**Information shown**:
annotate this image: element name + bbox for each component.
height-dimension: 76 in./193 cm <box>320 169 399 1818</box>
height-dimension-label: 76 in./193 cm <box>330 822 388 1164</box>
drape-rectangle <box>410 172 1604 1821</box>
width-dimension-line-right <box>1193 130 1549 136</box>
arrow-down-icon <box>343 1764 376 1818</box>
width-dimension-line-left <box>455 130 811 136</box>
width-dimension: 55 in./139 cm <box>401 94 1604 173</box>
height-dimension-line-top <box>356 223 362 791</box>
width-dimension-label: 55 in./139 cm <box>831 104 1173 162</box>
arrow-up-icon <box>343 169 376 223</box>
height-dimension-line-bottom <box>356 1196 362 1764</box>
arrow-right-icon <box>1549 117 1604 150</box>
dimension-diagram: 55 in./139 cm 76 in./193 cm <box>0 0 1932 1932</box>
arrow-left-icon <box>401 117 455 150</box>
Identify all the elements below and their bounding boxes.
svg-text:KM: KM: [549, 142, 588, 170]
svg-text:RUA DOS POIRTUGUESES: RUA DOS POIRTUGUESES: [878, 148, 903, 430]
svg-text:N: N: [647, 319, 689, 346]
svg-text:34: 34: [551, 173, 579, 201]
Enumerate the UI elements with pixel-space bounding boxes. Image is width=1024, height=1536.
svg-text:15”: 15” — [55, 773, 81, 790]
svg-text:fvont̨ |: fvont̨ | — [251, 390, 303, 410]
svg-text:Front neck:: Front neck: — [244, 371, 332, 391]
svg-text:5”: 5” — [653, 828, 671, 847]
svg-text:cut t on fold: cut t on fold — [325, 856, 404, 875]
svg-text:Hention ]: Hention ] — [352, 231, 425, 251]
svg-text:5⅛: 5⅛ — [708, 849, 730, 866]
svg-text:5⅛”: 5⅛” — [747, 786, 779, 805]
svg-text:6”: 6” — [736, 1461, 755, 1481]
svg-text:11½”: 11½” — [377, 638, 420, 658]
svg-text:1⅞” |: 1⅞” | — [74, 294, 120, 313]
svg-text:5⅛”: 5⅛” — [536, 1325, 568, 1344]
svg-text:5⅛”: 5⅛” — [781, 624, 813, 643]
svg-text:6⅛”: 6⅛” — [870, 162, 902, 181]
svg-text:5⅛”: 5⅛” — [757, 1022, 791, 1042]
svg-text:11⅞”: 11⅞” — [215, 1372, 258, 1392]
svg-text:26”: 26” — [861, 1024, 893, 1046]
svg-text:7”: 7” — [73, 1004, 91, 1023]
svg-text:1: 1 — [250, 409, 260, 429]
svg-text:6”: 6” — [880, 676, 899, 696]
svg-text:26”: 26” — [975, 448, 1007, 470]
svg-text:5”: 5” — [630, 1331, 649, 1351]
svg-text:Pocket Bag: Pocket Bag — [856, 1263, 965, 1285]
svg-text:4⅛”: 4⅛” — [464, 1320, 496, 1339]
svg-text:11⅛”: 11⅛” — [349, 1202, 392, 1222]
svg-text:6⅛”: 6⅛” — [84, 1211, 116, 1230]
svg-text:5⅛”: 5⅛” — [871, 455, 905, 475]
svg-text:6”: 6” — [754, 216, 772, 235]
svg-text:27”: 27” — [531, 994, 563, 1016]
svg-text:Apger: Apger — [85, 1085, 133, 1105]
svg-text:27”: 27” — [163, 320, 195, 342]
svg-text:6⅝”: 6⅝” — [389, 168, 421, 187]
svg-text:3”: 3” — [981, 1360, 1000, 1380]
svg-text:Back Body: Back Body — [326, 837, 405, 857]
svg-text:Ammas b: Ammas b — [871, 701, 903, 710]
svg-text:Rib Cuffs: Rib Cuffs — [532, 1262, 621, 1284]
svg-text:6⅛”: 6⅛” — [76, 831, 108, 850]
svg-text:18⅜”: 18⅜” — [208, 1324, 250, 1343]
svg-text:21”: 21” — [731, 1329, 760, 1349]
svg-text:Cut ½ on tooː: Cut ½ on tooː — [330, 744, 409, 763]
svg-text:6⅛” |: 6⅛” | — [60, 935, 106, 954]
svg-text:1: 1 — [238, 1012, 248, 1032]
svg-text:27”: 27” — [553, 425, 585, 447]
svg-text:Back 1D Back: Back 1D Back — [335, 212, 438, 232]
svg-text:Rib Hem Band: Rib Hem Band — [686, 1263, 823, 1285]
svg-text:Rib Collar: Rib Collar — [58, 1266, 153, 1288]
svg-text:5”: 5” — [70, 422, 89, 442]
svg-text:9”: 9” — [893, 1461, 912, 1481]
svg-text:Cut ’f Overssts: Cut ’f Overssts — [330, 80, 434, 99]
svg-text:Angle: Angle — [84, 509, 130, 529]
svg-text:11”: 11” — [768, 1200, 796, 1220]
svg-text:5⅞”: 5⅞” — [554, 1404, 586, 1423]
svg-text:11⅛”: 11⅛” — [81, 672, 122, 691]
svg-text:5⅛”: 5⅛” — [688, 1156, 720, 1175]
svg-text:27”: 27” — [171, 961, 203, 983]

**Written exercise**: Tally the lines above that contain the word "boxes", and reply with the number alone.

**Worked answer**: 2